Exercise details
Check each line of the records below and collect those holding "this".

Provided information
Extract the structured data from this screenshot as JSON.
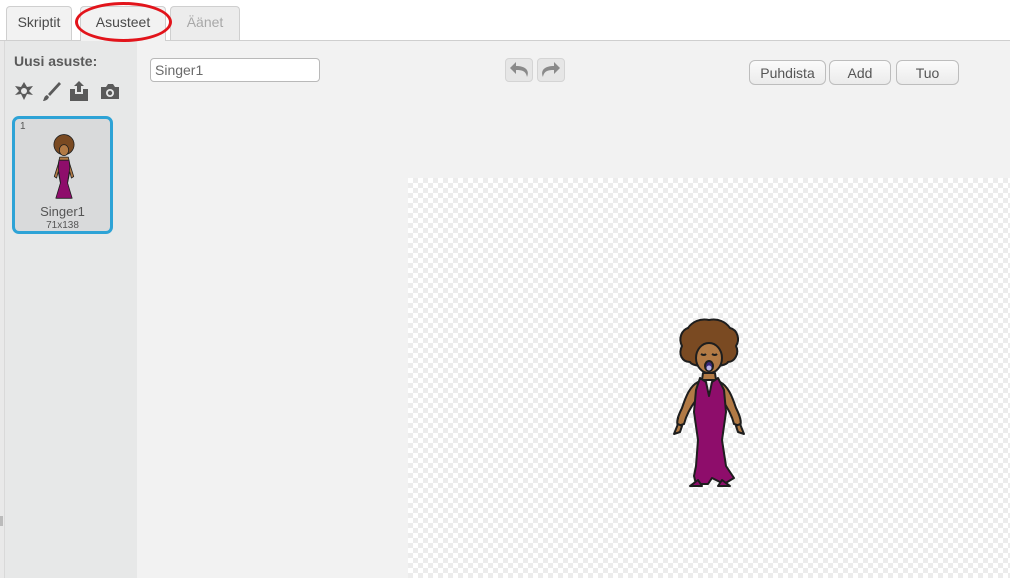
{
  "tabs": [
    {
      "label": "Skriptit",
      "active": false
    },
    {
      "label": "Asusteet",
      "active": true,
      "highlighted": true
    },
    {
      "label": "Äänet",
      "active": false,
      "disabled_look": true
    }
  ],
  "sidebar": {
    "new_costume_label": "Uusi asuste:",
    "tools": [
      "choose-from-library-icon",
      "paint-brush-icon",
      "upload-icon",
      "camera-icon"
    ],
    "costumes": [
      {
        "number": "1",
        "name": "Singer1",
        "size": "71x138",
        "selected": true
      }
    ]
  },
  "editor": {
    "costume_name_value": "Singer1",
    "undo_icon": "undo-icon",
    "redo_icon": "redo-icon",
    "clear_label": "Puhdista",
    "add_label": "Add",
    "import_label": "Tuo"
  },
  "colors": {
    "selection_blue": "#2ea3d6",
    "highlight_red": "#e2141b",
    "dress_magenta": "#8e0d6b",
    "hair_brown": "#7a4a22",
    "skin": "#b27a45"
  }
}
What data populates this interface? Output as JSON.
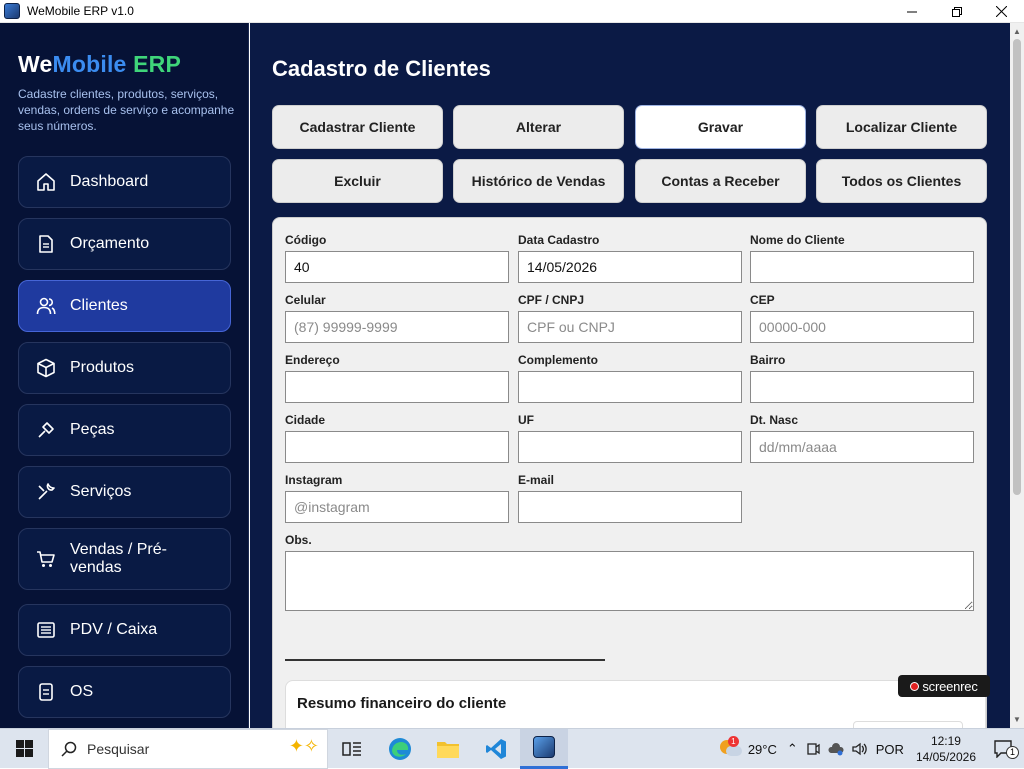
{
  "window": {
    "title": "WeMobile ERP v1.0"
  },
  "brand": {
    "part1": "We",
    "part2": "Mobile",
    "part3": "ERP",
    "description": "Cadastre clientes, produtos, serviços, vendas, ordens de serviço e acompanhe seus números."
  },
  "sidebar": {
    "items": [
      {
        "label": "Dashboard",
        "icon": "home-icon"
      },
      {
        "label": "Orçamento",
        "icon": "document-icon"
      },
      {
        "label": "Clientes",
        "icon": "users-icon",
        "active": true
      },
      {
        "label": "Produtos",
        "icon": "box-icon"
      },
      {
        "label": "Peças",
        "icon": "tool-icon"
      },
      {
        "label": "Serviços",
        "icon": "wrench-icon"
      },
      {
        "label": "Vendas / Pré-vendas",
        "icon": "cart-icon"
      },
      {
        "label": "PDV / Caixa",
        "icon": "register-icon"
      },
      {
        "label": "OS",
        "icon": "clipboard-icon"
      }
    ]
  },
  "main": {
    "title": "Cadastro de Clientes",
    "actions": [
      "Cadastrar Cliente",
      "Alterar",
      "Gravar",
      "Localizar Cliente",
      "Excluir",
      "Histórico de Vendas",
      "Contas a Receber",
      "Todos os Clientes"
    ],
    "fields": {
      "codigo": {
        "label": "Código",
        "value": "40",
        "placeholder": ""
      },
      "data_cadastro": {
        "label": "Data Cadastro",
        "value": "14/05/2026",
        "placeholder": ""
      },
      "nome": {
        "label": "Nome do Cliente",
        "value": "",
        "placeholder": ""
      },
      "celular": {
        "label": "Celular",
        "value": "",
        "placeholder": "(87) 99999-9999"
      },
      "cpf": {
        "label": "CPF / CNPJ",
        "value": "",
        "placeholder": "CPF ou CNPJ"
      },
      "cep": {
        "label": "CEP",
        "value": "",
        "placeholder": "00000-000"
      },
      "endereco": {
        "label": "Endereço",
        "value": "",
        "placeholder": ""
      },
      "complemento": {
        "label": "Complemento",
        "value": "",
        "placeholder": ""
      },
      "bairro": {
        "label": "Bairro",
        "value": "",
        "placeholder": ""
      },
      "cidade": {
        "label": "Cidade",
        "value": "",
        "placeholder": ""
      },
      "uf": {
        "label": "UF",
        "value": "",
        "placeholder": ""
      },
      "dt_nasc": {
        "label": "Dt. Nasc",
        "value": "",
        "placeholder": "dd/mm/aaaa"
      },
      "instagram": {
        "label": "Instagram",
        "value": "",
        "placeholder": "@instagram"
      },
      "email": {
        "label": "E-mail",
        "value": "",
        "placeholder": ""
      },
      "obs": {
        "label": "Obs.",
        "value": ""
      }
    },
    "summary_title": "Resumo financeiro do cliente"
  },
  "watermark": "screenrec",
  "taskbar": {
    "search_text": "Pesquisar",
    "weather": "29°C",
    "weather_badge": "1",
    "language": "POR",
    "time": "12:19",
    "date": "14/05/2026",
    "notifications": "1"
  },
  "colors": {
    "sidebar_bg": "#061236",
    "main_bg": "#0b1a45",
    "accent_blue": "#3b8cf0",
    "accent_green": "#3fd57a",
    "active_nav": "#1f3a9f"
  }
}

Solution
Extract the structured data from this screenshot as JSON.
What data populates this interface? Output as JSON.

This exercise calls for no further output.